= YOUR OBJECTIVE =
Write out each line beneath this one exactly as it reads.

:: RAW RECORDS

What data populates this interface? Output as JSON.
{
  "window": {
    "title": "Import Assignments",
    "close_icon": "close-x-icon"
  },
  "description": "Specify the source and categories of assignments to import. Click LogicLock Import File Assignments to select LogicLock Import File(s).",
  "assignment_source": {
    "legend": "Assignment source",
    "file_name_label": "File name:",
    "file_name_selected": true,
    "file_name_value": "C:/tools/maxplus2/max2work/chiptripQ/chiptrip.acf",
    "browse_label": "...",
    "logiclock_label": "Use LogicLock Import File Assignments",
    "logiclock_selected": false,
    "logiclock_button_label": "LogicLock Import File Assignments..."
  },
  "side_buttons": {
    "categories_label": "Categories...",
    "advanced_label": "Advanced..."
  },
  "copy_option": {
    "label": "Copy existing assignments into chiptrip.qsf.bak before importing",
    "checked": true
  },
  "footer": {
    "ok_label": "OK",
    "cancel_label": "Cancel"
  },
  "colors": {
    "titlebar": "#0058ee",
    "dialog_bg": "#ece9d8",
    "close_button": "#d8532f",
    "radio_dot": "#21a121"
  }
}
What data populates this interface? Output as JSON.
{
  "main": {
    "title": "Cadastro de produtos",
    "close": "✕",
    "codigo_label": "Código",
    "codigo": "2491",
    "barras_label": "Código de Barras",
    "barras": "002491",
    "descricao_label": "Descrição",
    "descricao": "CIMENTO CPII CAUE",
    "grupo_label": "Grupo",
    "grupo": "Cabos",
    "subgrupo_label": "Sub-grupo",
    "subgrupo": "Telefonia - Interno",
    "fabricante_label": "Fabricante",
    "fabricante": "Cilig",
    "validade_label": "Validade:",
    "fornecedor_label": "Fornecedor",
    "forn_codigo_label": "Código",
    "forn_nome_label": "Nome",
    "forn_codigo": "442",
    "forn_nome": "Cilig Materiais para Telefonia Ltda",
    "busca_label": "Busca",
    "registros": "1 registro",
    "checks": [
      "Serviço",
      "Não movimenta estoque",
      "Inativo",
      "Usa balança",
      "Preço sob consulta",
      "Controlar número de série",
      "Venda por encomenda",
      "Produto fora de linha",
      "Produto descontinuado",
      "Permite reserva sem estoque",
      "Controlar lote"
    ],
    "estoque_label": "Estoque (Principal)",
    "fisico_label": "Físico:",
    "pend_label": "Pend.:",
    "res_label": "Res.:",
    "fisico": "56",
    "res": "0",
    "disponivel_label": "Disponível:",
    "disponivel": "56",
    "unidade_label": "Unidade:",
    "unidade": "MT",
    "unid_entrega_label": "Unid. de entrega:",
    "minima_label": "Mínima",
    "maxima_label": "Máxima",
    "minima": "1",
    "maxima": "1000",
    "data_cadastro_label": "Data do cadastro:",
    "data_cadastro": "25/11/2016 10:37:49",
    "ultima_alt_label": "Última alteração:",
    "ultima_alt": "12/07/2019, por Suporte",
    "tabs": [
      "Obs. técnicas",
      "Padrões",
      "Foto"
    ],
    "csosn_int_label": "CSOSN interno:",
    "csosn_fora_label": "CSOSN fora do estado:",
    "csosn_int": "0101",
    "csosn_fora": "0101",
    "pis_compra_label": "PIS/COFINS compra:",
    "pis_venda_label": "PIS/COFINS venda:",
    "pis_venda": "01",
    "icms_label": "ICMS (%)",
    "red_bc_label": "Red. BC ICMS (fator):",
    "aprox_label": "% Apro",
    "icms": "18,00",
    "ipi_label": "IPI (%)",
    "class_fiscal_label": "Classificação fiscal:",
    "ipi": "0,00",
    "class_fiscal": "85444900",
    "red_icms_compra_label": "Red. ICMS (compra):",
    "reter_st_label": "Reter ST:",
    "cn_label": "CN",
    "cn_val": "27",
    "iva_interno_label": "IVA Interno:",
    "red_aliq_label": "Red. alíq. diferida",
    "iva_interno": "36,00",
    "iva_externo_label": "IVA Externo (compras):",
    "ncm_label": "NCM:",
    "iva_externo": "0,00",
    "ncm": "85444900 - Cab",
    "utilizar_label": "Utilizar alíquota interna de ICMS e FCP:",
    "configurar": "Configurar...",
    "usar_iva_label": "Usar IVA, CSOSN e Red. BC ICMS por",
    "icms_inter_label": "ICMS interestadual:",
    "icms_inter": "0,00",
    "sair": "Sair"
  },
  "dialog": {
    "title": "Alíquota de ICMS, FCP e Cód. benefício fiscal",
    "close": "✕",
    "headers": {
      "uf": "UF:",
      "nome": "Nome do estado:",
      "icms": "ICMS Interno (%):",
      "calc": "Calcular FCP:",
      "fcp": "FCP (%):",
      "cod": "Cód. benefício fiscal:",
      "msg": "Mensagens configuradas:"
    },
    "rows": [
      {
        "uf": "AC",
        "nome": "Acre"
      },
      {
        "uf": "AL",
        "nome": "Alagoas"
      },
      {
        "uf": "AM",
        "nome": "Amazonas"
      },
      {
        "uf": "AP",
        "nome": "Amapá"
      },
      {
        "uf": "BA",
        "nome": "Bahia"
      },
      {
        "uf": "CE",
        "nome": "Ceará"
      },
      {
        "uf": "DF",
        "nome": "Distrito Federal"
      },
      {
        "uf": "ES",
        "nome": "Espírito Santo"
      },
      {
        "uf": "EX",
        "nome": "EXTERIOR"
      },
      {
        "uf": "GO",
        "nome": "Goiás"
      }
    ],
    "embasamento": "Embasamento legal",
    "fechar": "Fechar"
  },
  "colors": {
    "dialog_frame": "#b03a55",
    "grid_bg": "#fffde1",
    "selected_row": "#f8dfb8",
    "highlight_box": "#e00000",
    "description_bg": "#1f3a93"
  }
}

::::

= TASK RESULT =
What data populates this interface? Output as JSON.
{
  "window": {
    "title": "Import Assignments",
    "close_icon": "close-x-icon"
  },
  "description": "Specify the source and categories of assignments to import. Click LogicLock Import File Assignments to select LogicLock Import File(s).",
  "assignment_source": {
    "legend": "Assignment source",
    "file_name_label": "File name:",
    "file_name_selected": true,
    "file_name_value": "C:/tools/maxplus2/max2work/chiptripQ/chiptrip.acf",
    "browse_label": "...",
    "logiclock_label": "Use LogicLock Import File Assignments",
    "logiclock_selected": false,
    "logiclock_button_label": "LogicLock Import File Assignments..."
  },
  "side_buttons": {
    "categories_label": "Categories...",
    "advanced_label": "Advanced..."
  },
  "copy_option": {
    "label": "Copy existing assignments into chiptrip.qsf.bak before importing",
    "checked": true
  },
  "footer": {
    "ok_label": "OK",
    "cancel_label": "Cancel"
  },
  "colors": {
    "titlebar": "#0058ee",
    "dialog_bg": "#ece9d8",
    "close_button": "#d8532f",
    "radio_dot": "#21a121"
  }
}
What data populates this interface? Output as JSON.
{
  "main": {
    "title": "Cadastro de produtos",
    "close": "✕",
    "codigo_label": "Código",
    "codigo": "2491",
    "barras_label": "Código de Barras",
    "barras": "002491",
    "descricao_label": "Descrição",
    "descricao": "CIMENTO CPII CAUE",
    "grupo_label": "Grupo",
    "grupo": "Cabos",
    "subgrupo_label": "Sub-grupo",
    "subgrupo": "Telefonia - Interno",
    "fabricante_label": "Fabricante",
    "fabricante": "Cilig",
    "validade_label": "Validade:",
    "fornecedor_label": "Fornecedor",
    "forn_codigo_label": "Código",
    "forn_nome_label": "Nome",
    "forn_codigo": "442",
    "forn_nome": "Cilig Materiais para Telefonia Ltda",
    "busca_label": "Busca",
    "registros": "1 registro",
    "checks": [
      "Serviço",
      "Não movimenta estoque",
      "Inativo",
      "Usa balança",
      "Preço sob consulta",
      "Controlar número de série",
      "Venda por encomenda",
      "Produto fora de linha",
      "Produto descontinuado",
      "Permite reserva sem estoque",
      "Controlar lote"
    ],
    "estoque_label": "Estoque (Principal)",
    "fisico_label": "Físico:",
    "pend_label": "Pend.:",
    "res_label": "Res.:",
    "fisico": "56",
    "res": "0",
    "disponivel_label": "Disponível:",
    "disponivel": "56",
    "unidade_label": "Unidade:",
    "unidade": "MT",
    "unid_entrega_label": "Unid. de entrega:",
    "minima_label": "Mínima",
    "maxima_label": "Máxima",
    "minima": "1",
    "maxima": "1000",
    "data_cadastro_label": "Data do cadastro:",
    "data_cadastro": "25/11/2016 10:37:49",
    "ultima_alt_label": "Última alteração:",
    "ultima_alt": "12/07/2019, por Suporte",
    "tabs": [
      "Obs. técnicas",
      "Padrões",
      "Foto"
    ],
    "csosn_int_label": "CSOSN interno:",
    "csosn_fora_label": "CSOSN fora do estado:",
    "csosn_int": "0101",
    "csosn_fora": "0101",
    "pis_compra_label": "PIS/COFINS compra:",
    "pis_venda_label": "PIS/COFINS venda:",
    "pis_venda": "01",
    "icms_label": "ICMS (%)",
    "red_bc_label": "Red. BC ICMS (fator):",
    "aprox_label": "% Apro",
    "icms": "18,00",
    "ipi_label": "IPI (%)",
    "class_fiscal_label": "Classificação fiscal:",
    "ipi": "0,00",
    "class_fiscal": "85444900",
    "red_icms_compra_label": "Red. ICMS (compra):",
    "reter_st_label": "Reter ST:",
    "cn_label": "CN",
    "cn_val": "27",
    "iva_interno_label": "IVA Interno:",
    "red_aliq_label": "Red. alíq. diferida",
    "iva_interno": "36,00",
    "iva_externo_label": "IVA Externo (compras):",
    "ncm_label": "NCM:",
    "iva_externo": "0,00",
    "ncm": "85444900 - Cab",
    "utilizar_label": "Utilizar alíquota interna de ICMS e FCP:",
    "configurar": "Configurar...",
    "usar_iva_label": "Usar IVA, CSOSN e Red. BC ICMS por",
    "icms_inter_label": "ICMS interestadual:",
    "icms_inter": "0,00",
    "sair": "Sair"
  },
  "dialog": {
    "title": "Alíquota de ICMS, FCP e Cód. benefício fiscal",
    "close": "✕",
    "headers": {
      "uf": "UF:",
      "nome": "Nome do estado:",
      "icms": "ICMS Interno (%):",
      "calc": "Calcular FCP:",
      "fcp": "FCP (%):",
      "cod": "Cód. benefício fiscal:",
      "msg": "Mensagens configuradas:"
    },
    "rows": [
      {
        "uf": "AC",
        "nome": "Acre"
      },
      {
        "uf": "AL",
        "nome": "Alagoas"
      },
      {
        "uf": "AM",
        "nome": "Amazonas"
      },
      {
        "uf": "AP",
        "nome": "Amapá"
      },
      {
        "uf": "BA",
        "nome": "Bahia"
      },
      {
        "uf": "CE",
        "nome": "Ceará"
      },
      {
        "uf": "DF",
        "nome": "Distrito Federal"
      },
      {
        "uf": "ES",
        "nome": "Espírito Santo"
      },
      {
        "uf": "EX",
        "nome": "EXTERIOR"
      },
      {
        "uf": "GO",
        "nome": "Goiás"
      }
    ],
    "embasamento": "Embasamento legal",
    "fechar": "Fechar"
  },
  "colors": {
    "dialog_frame": "#b03a55",
    "grid_bg": "#fffde1",
    "selected_row": "#f8dfb8",
    "highlight_box": "#e00000",
    "description_bg": "#1f3a93"
  }
}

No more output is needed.